STATED PROBLEM — Identify every line in the records below that contains the word "РАЗДЕЛ", and copy each of those lines.

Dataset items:
= = = =
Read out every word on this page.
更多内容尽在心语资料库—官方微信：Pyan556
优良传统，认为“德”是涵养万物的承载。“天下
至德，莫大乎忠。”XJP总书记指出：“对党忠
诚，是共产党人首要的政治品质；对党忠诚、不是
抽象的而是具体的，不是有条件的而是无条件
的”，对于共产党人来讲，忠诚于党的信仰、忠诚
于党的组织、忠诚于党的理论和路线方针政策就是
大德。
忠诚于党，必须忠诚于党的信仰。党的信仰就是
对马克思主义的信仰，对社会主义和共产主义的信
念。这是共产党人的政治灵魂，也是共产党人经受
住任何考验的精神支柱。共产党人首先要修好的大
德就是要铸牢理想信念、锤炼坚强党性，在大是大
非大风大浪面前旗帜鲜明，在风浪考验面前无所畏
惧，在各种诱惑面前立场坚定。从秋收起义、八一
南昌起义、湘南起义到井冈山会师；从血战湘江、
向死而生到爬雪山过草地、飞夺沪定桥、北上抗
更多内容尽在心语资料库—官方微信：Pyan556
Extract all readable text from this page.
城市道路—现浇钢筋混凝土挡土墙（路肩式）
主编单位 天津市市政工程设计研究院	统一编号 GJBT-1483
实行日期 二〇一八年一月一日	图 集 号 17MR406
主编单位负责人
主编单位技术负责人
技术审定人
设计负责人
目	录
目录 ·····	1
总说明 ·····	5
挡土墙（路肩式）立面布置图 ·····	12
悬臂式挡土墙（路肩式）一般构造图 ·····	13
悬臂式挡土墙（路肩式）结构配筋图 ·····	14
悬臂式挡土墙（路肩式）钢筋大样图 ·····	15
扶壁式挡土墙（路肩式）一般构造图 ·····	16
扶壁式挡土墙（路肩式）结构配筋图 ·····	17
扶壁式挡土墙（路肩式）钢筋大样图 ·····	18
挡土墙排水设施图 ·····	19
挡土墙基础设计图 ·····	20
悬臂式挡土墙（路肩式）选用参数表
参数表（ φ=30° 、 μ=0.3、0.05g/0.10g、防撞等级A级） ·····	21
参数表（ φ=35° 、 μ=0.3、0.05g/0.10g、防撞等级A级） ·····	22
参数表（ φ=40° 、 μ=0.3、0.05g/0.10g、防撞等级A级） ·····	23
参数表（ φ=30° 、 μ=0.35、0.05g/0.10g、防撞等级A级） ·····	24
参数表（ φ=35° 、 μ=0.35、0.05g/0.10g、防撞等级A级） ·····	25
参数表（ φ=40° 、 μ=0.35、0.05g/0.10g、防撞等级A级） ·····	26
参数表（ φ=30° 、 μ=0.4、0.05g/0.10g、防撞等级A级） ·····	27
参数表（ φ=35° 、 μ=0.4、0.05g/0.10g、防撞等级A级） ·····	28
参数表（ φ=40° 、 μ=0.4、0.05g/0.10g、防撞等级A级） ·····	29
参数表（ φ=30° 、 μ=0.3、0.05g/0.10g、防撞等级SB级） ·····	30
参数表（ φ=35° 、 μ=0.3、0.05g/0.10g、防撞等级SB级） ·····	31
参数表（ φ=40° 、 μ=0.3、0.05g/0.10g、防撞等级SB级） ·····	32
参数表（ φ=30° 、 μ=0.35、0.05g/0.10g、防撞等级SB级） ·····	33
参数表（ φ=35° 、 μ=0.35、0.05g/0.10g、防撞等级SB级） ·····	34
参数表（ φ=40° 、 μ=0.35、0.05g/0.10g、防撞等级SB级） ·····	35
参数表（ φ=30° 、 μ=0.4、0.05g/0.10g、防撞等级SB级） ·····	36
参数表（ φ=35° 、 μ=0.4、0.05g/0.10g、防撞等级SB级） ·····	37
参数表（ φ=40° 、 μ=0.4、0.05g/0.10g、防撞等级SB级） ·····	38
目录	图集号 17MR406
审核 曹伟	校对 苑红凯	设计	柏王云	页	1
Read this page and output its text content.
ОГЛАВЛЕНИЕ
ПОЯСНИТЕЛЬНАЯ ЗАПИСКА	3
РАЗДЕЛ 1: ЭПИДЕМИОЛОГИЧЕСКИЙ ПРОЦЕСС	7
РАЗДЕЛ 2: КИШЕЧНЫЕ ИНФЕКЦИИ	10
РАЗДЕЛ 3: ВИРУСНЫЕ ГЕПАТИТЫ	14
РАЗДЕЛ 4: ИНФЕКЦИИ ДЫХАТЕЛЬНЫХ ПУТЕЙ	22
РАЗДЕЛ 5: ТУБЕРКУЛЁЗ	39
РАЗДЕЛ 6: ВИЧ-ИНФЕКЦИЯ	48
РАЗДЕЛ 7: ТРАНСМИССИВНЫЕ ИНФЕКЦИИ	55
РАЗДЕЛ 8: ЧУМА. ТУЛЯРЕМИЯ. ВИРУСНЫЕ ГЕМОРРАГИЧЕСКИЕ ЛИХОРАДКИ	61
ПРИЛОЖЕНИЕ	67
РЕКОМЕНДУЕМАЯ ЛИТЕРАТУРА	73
= = = =
RIGHT ANSWER —
РАЗДЕЛ 1: ЭПИДЕМИОЛОГИЧЕСКИЙ ПРОЦЕСС	7
РАЗДЕЛ 2: КИШЕЧНЫЕ ИНФЕКЦИИ	10
РАЗДЕЛ 3: ВИРУСНЫЕ ГЕПАТИТЫ	14
РАЗДЕЛ 4: ИНФЕКЦИИ ДЫХАТЕЛЬНЫХ ПУТЕЙ	22
РАЗДЕЛ 5: ТУБЕРКУЛЁЗ	39
РАЗДЕЛ 6: ВИЧ-ИНФЕКЦИЯ	48
РАЗДЕЛ 7: ТРАНСМИССИВНЫЕ ИНФЕКЦИИ	55
РАЗДЕЛ 8: ЧУМА. ТУЛЯРЕМИЯ. ВИРУСНЫЕ ГЕМОРРАГИЧЕСКИЕ ЛИХОРАДКИ	61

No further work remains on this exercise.